● **WHAT TO PRODUCE**:
Identify the lines bearing the string "Ions" and gather them.
==== RECORDS TO USE ====
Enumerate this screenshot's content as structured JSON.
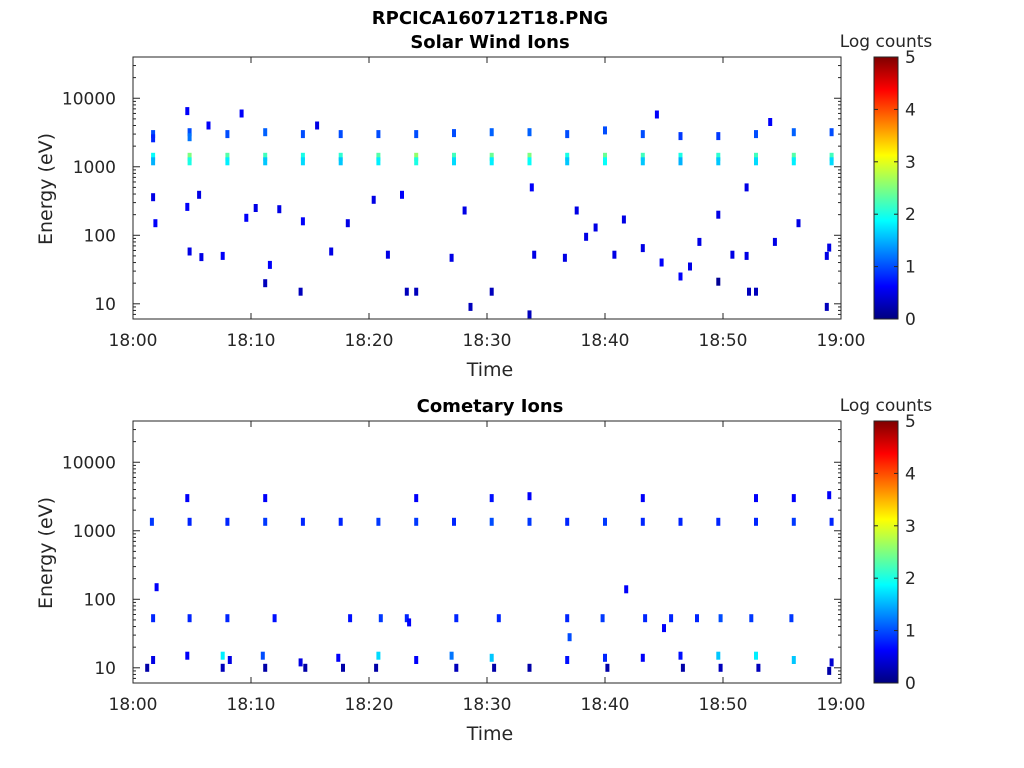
{
  "figure": {
    "filename_title": "RPCICA160712T18.PNG"
  },
  "colormap": {
    "name": "jet",
    "stops": [
      "#00007f",
      "#0000ff",
      "#007fff",
      "#00ffff",
      "#7fff7f",
      "#ffff00",
      "#ff7f00",
      "#ff0000",
      "#7f0000"
    ]
  },
  "chart_data": [
    {
      "type": "heatmap",
      "title": "Solar Wind Ions",
      "xlabel": "Time",
      "ylabel": "Energy (eV)",
      "xticks": [
        "18:00",
        "18:10",
        "18:20",
        "18:30",
        "18:40",
        "18:50",
        "19:00"
      ],
      "xlim_minutes": [
        0,
        60
      ],
      "yscale": "log",
      "ylim": [
        6,
        40000
      ],
      "yticks": [
        10,
        100,
        1000,
        10000
      ],
      "ytick_labels": [
        "10",
        "100",
        "1000",
        "10000"
      ],
      "colorbar": {
        "label": "Log counts",
        "range": [
          0,
          5
        ],
        "ticks": [
          "0",
          "1",
          "2",
          "3",
          "4",
          "5"
        ]
      },
      "grid": false,
      "cells": [
        {
          "t": 1.7,
          "e": 1400,
          "c": 1.9
        },
        {
          "t": 1.7,
          "e": 1200,
          "c": 1.5
        },
        {
          "t": 1.7,
          "e": 3000,
          "c": 1.0
        },
        {
          "t": 1.7,
          "e": 2600,
          "c": 0.8
        },
        {
          "t": 4.8,
          "e": 1400,
          "c": 2.5
        },
        {
          "t": 4.8,
          "e": 1200,
          "c": 2.0
        },
        {
          "t": 4.8,
          "e": 3200,
          "c": 1.0
        },
        {
          "t": 4.8,
          "e": 2700,
          "c": 1.2
        },
        {
          "t": 8.0,
          "e": 1400,
          "c": 2.3
        },
        {
          "t": 8.0,
          "e": 1200,
          "c": 1.8
        },
        {
          "t": 8.0,
          "e": 3000,
          "c": 1.0
        },
        {
          "t": 11.2,
          "e": 1400,
          "c": 2.2
        },
        {
          "t": 11.2,
          "e": 1200,
          "c": 1.6
        },
        {
          "t": 11.2,
          "e": 3200,
          "c": 1.1
        },
        {
          "t": 14.4,
          "e": 1400,
          "c": 2.0
        },
        {
          "t": 14.4,
          "e": 1200,
          "c": 1.7
        },
        {
          "t": 14.4,
          "e": 3000,
          "c": 1.0
        },
        {
          "t": 17.6,
          "e": 1400,
          "c": 2.1
        },
        {
          "t": 17.6,
          "e": 1200,
          "c": 1.6
        },
        {
          "t": 17.6,
          "e": 3000,
          "c": 1.0
        },
        {
          "t": 20.8,
          "e": 1400,
          "c": 2.3
        },
        {
          "t": 20.8,
          "e": 1200,
          "c": 1.8
        },
        {
          "t": 20.8,
          "e": 3000,
          "c": 1.0
        },
        {
          "t": 24.0,
          "e": 1400,
          "c": 2.6
        },
        {
          "t": 24.0,
          "e": 1200,
          "c": 2.0
        },
        {
          "t": 24.0,
          "e": 3000,
          "c": 1.0
        },
        {
          "t": 27.2,
          "e": 1400,
          "c": 2.2
        },
        {
          "t": 27.2,
          "e": 1200,
          "c": 1.7
        },
        {
          "t": 27.2,
          "e": 3100,
          "c": 1.0
        },
        {
          "t": 30.4,
          "e": 1400,
          "c": 2.4
        },
        {
          "t": 30.4,
          "e": 1200,
          "c": 1.8
        },
        {
          "t": 30.4,
          "e": 3200,
          "c": 1.1
        },
        {
          "t": 33.6,
          "e": 1400,
          "c": 2.5
        },
        {
          "t": 33.6,
          "e": 1200,
          "c": 1.9
        },
        {
          "t": 33.6,
          "e": 3200,
          "c": 1.1
        },
        {
          "t": 36.8,
          "e": 1400,
          "c": 2.0
        },
        {
          "t": 36.8,
          "e": 1200,
          "c": 1.6
        },
        {
          "t": 36.8,
          "e": 3000,
          "c": 1.0
        },
        {
          "t": 40.0,
          "e": 1400,
          "c": 2.4
        },
        {
          "t": 40.0,
          "e": 1200,
          "c": 1.9
        },
        {
          "t": 40.0,
          "e": 3400,
          "c": 1.0
        },
        {
          "t": 43.2,
          "e": 1400,
          "c": 2.2
        },
        {
          "t": 43.2,
          "e": 1200,
          "c": 1.6
        },
        {
          "t": 43.2,
          "e": 3000,
          "c": 1.0
        },
        {
          "t": 46.4,
          "e": 1400,
          "c": 2.0
        },
        {
          "t": 46.4,
          "e": 1200,
          "c": 1.5
        },
        {
          "t": 46.4,
          "e": 2800,
          "c": 0.9
        },
        {
          "t": 49.6,
          "e": 1400,
          "c": 2.1
        },
        {
          "t": 49.6,
          "e": 1200,
          "c": 1.6
        },
        {
          "t": 49.6,
          "e": 2800,
          "c": 0.9
        },
        {
          "t": 52.8,
          "e": 1400,
          "c": 2.2
        },
        {
          "t": 52.8,
          "e": 1200,
          "c": 1.7
        },
        {
          "t": 52.8,
          "e": 3000,
          "c": 1.0
        },
        {
          "t": 56.0,
          "e": 1400,
          "c": 2.3
        },
        {
          "t": 56.0,
          "e": 1200,
          "c": 1.8
        },
        {
          "t": 56.0,
          "e": 3200,
          "c": 1.1
        },
        {
          "t": 59.2,
          "e": 1400,
          "c": 2.2
        },
        {
          "t": 59.2,
          "e": 1200,
          "c": 1.7
        },
        {
          "t": 59.2,
          "e": 3200,
          "c": 1.0
        },
        {
          "t": 4.6,
          "e": 260,
          "c": 0.6
        },
        {
          "t": 5.6,
          "e": 390,
          "c": 0.5
        },
        {
          "t": 9.6,
          "e": 180,
          "c": 0.6
        },
        {
          "t": 10.4,
          "e": 250,
          "c": 0.5
        },
        {
          "t": 12.4,
          "e": 240,
          "c": 0.5
        },
        {
          "t": 14.4,
          "e": 160,
          "c": 0.6
        },
        {
          "t": 18.2,
          "e": 150,
          "c": 0.5
        },
        {
          "t": 20.4,
          "e": 330,
          "c": 0.5
        },
        {
          "t": 22.8,
          "e": 390,
          "c": 0.6
        },
        {
          "t": 28.1,
          "e": 230,
          "c": 0.5
        },
        {
          "t": 33.8,
          "e": 500,
          "c": 0.6
        },
        {
          "t": 37.6,
          "e": 230,
          "c": 0.5
        },
        {
          "t": 38.4,
          "e": 95,
          "c": 0.5
        },
        {
          "t": 39.2,
          "e": 130,
          "c": 0.5
        },
        {
          "t": 41.6,
          "e": 170,
          "c": 0.5
        },
        {
          "t": 43.2,
          "e": 65,
          "c": 0.5
        },
        {
          "t": 44.8,
          "e": 40,
          "c": 0.6
        },
        {
          "t": 46.4,
          "e": 25,
          "c": 0.6
        },
        {
          "t": 47.2,
          "e": 35,
          "c": 0.5
        },
        {
          "t": 48.0,
          "e": 80,
          "c": 0.5
        },
        {
          "t": 49.6,
          "e": 200,
          "c": 0.5
        },
        {
          "t": 52.0,
          "e": 500,
          "c": 0.5
        },
        {
          "t": 54.4,
          "e": 80,
          "c": 0.5
        },
        {
          "t": 56.4,
          "e": 150,
          "c": 0.5
        },
        {
          "t": 1.7,
          "e": 360,
          "c": 0.5
        },
        {
          "t": 1.9,
          "e": 150,
          "c": 0.6
        },
        {
          "t": 4.8,
          "e": 58,
          "c": 0.5
        },
        {
          "t": 5.8,
          "e": 48,
          "c": 0.5
        },
        {
          "t": 7.6,
          "e": 50,
          "c": 0.6
        },
        {
          "t": 11.6,
          "e": 37,
          "c": 0.6
        },
        {
          "t": 16.8,
          "e": 58,
          "c": 0.5
        },
        {
          "t": 21.6,
          "e": 52,
          "c": 0.5
        },
        {
          "t": 27.0,
          "e": 47,
          "c": 0.5
        },
        {
          "t": 34.0,
          "e": 52,
          "c": 0.5
        },
        {
          "t": 36.6,
          "e": 47,
          "c": 0.5
        },
        {
          "t": 40.8,
          "e": 52,
          "c": 0.5
        },
        {
          "t": 50.8,
          "e": 52,
          "c": 0.5
        },
        {
          "t": 52.0,
          "e": 50,
          "c": 0.5
        },
        {
          "t": 58.8,
          "e": 50,
          "c": 0.5
        },
        {
          "t": 59.0,
          "e": 66,
          "c": 0.5
        },
        {
          "t": 11.2,
          "e": 20,
          "c": 0.3
        },
        {
          "t": 14.2,
          "e": 15,
          "c": 0.3
        },
        {
          "t": 23.2,
          "e": 15,
          "c": 0.3
        },
        {
          "t": 24.0,
          "e": 15,
          "c": 0.3
        },
        {
          "t": 28.6,
          "e": 9,
          "c": 0.3
        },
        {
          "t": 30.4,
          "e": 15,
          "c": 0.3
        },
        {
          "t": 33.6,
          "e": 7,
          "c": 0.3
        },
        {
          "t": 49.6,
          "e": 21,
          "c": 0.1
        },
        {
          "t": 52.2,
          "e": 15,
          "c": 0.3
        },
        {
          "t": 52.8,
          "e": 15,
          "c": 0.3
        },
        {
          "t": 58.8,
          "e": 9,
          "c": 0.3
        },
        {
          "t": 6.4,
          "e": 4000,
          "c": 0.6
        },
        {
          "t": 15.6,
          "e": 4000,
          "c": 0.5
        },
        {
          "t": 9.2,
          "e": 6000,
          "c": 0.6
        },
        {
          "t": 4.6,
          "e": 6500,
          "c": 0.6
        },
        {
          "t": 44.4,
          "e": 5800,
          "c": 0.6
        },
        {
          "t": 54.0,
          "e": 4500,
          "c": 0.6
        }
      ]
    },
    {
      "type": "heatmap",
      "title": "Cometary Ions",
      "xlabel": "Time",
      "ylabel": "Energy (eV)",
      "xticks": [
        "18:00",
        "18:10",
        "18:20",
        "18:30",
        "18:40",
        "18:50",
        "19:00"
      ],
      "xlim_minutes": [
        0,
        60
      ],
      "yscale": "log",
      "ylim": [
        6,
        40000
      ],
      "yticks": [
        10,
        100,
        1000,
        10000
      ],
      "ytick_labels": [
        "10",
        "100",
        "1000",
        "10000"
      ],
      "colorbar": {
        "label": "Log counts",
        "range": [
          0,
          5
        ],
        "ticks": [
          "0",
          "1",
          "2",
          "3",
          "4",
          "5"
        ]
      },
      "grid": false,
      "cells": [
        {
          "t": 1.6,
          "e": 1350,
          "c": 0.9
        },
        {
          "t": 4.8,
          "e": 1350,
          "c": 0.8
        },
        {
          "t": 8.0,
          "e": 1350,
          "c": 0.8
        },
        {
          "t": 11.2,
          "e": 1350,
          "c": 0.9
        },
        {
          "t": 14.4,
          "e": 1350,
          "c": 0.8
        },
        {
          "t": 17.6,
          "e": 1350,
          "c": 0.8
        },
        {
          "t": 20.8,
          "e": 1350,
          "c": 0.9
        },
        {
          "t": 24.0,
          "e": 1350,
          "c": 0.9
        },
        {
          "t": 27.2,
          "e": 1350,
          "c": 0.8
        },
        {
          "t": 30.4,
          "e": 1350,
          "c": 1.0
        },
        {
          "t": 33.6,
          "e": 1350,
          "c": 0.9
        },
        {
          "t": 36.8,
          "e": 1350,
          "c": 0.8
        },
        {
          "t": 40.0,
          "e": 1350,
          "c": 0.9
        },
        {
          "t": 43.2,
          "e": 1350,
          "c": 0.8
        },
        {
          "t": 46.4,
          "e": 1350,
          "c": 0.8
        },
        {
          "t": 49.6,
          "e": 1350,
          "c": 0.8
        },
        {
          "t": 52.8,
          "e": 1350,
          "c": 0.8
        },
        {
          "t": 56.0,
          "e": 1350,
          "c": 0.9
        },
        {
          "t": 59.2,
          "e": 1350,
          "c": 0.8
        },
        {
          "t": 4.6,
          "e": 3000,
          "c": 0.6
        },
        {
          "t": 11.2,
          "e": 3000,
          "c": 0.6
        },
        {
          "t": 24.0,
          "e": 3000,
          "c": 0.6
        },
        {
          "t": 30.4,
          "e": 3000,
          "c": 0.7
        },
        {
          "t": 33.6,
          "e": 3200,
          "c": 0.6
        },
        {
          "t": 43.2,
          "e": 3000,
          "c": 0.6
        },
        {
          "t": 52.8,
          "e": 3000,
          "c": 0.6
        },
        {
          "t": 56.0,
          "e": 3000,
          "c": 0.6
        },
        {
          "t": 59.0,
          "e": 3300,
          "c": 0.6
        },
        {
          "t": 2.0,
          "e": 150,
          "c": 0.6
        },
        {
          "t": 41.8,
          "e": 140,
          "c": 0.6
        },
        {
          "t": 1.7,
          "e": 53,
          "c": 0.8
        },
        {
          "t": 4.8,
          "e": 53,
          "c": 0.8
        },
        {
          "t": 8.0,
          "e": 53,
          "c": 0.8
        },
        {
          "t": 12.0,
          "e": 53,
          "c": 0.7
        },
        {
          "t": 18.4,
          "e": 53,
          "c": 0.7
        },
        {
          "t": 21.0,
          "e": 53,
          "c": 0.9
        },
        {
          "t": 23.2,
          "e": 53,
          "c": 0.8
        },
        {
          "t": 27.4,
          "e": 53,
          "c": 0.8
        },
        {
          "t": 31.0,
          "e": 53,
          "c": 0.8
        },
        {
          "t": 36.8,
          "e": 53,
          "c": 0.8
        },
        {
          "t": 39.8,
          "e": 53,
          "c": 0.9
        },
        {
          "t": 43.4,
          "e": 53,
          "c": 0.8
        },
        {
          "t": 45.6,
          "e": 53,
          "c": 0.8
        },
        {
          "t": 47.8,
          "e": 53,
          "c": 0.8
        },
        {
          "t": 49.8,
          "e": 53,
          "c": 1.0
        },
        {
          "t": 52.4,
          "e": 53,
          "c": 0.9
        },
        {
          "t": 55.8,
          "e": 53,
          "c": 0.9
        },
        {
          "t": 45.0,
          "e": 38,
          "c": 0.6
        },
        {
          "t": 23.4,
          "e": 46,
          "c": 0.6
        },
        {
          "t": 37.0,
          "e": 28,
          "c": 1.0
        },
        {
          "t": 1.2,
          "e": 10,
          "c": 0.2
        },
        {
          "t": 1.7,
          "e": 13,
          "c": 0.5
        },
        {
          "t": 4.6,
          "e": 15,
          "c": 0.6
        },
        {
          "t": 7.6,
          "e": 15,
          "c": 1.8
        },
        {
          "t": 7.6,
          "e": 10,
          "c": 0.3
        },
        {
          "t": 8.2,
          "e": 13,
          "c": 0.5
        },
        {
          "t": 11.0,
          "e": 15,
          "c": 1.0
        },
        {
          "t": 11.2,
          "e": 10,
          "c": 0.2
        },
        {
          "t": 14.2,
          "e": 12,
          "c": 0.5
        },
        {
          "t": 14.6,
          "e": 10,
          "c": 0.2
        },
        {
          "t": 17.4,
          "e": 14,
          "c": 0.6
        },
        {
          "t": 17.8,
          "e": 10,
          "c": 0.2
        },
        {
          "t": 20.8,
          "e": 15,
          "c": 1.7
        },
        {
          "t": 20.6,
          "e": 10,
          "c": 0.2
        },
        {
          "t": 24.0,
          "e": 13,
          "c": 0.6
        },
        {
          "t": 27.0,
          "e": 15,
          "c": 1.2
        },
        {
          "t": 27.4,
          "e": 10,
          "c": 0.3
        },
        {
          "t": 30.4,
          "e": 14,
          "c": 1.6
        },
        {
          "t": 30.6,
          "e": 10,
          "c": 0.2
        },
        {
          "t": 33.6,
          "e": 10,
          "c": 0.2
        },
        {
          "t": 36.8,
          "e": 13,
          "c": 0.7
        },
        {
          "t": 40.0,
          "e": 14,
          "c": 0.8
        },
        {
          "t": 40.2,
          "e": 10,
          "c": 0.2
        },
        {
          "t": 43.2,
          "e": 14,
          "c": 0.6
        },
        {
          "t": 46.4,
          "e": 15,
          "c": 0.7
        },
        {
          "t": 46.6,
          "e": 10,
          "c": 0.2
        },
        {
          "t": 49.6,
          "e": 15,
          "c": 1.6
        },
        {
          "t": 49.8,
          "e": 10,
          "c": 0.3
        },
        {
          "t": 52.8,
          "e": 15,
          "c": 1.8
        },
        {
          "t": 53.0,
          "e": 10,
          "c": 0.3
        },
        {
          "t": 56.0,
          "e": 13,
          "c": 1.6
        },
        {
          "t": 59.2,
          "e": 12,
          "c": 0.4
        },
        {
          "t": 59.0,
          "e": 9,
          "c": 0.2
        }
      ]
    }
  ]
}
====
● **THE OUTPUT**:
      "title": "Solar Wind Ions",
      "title": "Cometary Ions",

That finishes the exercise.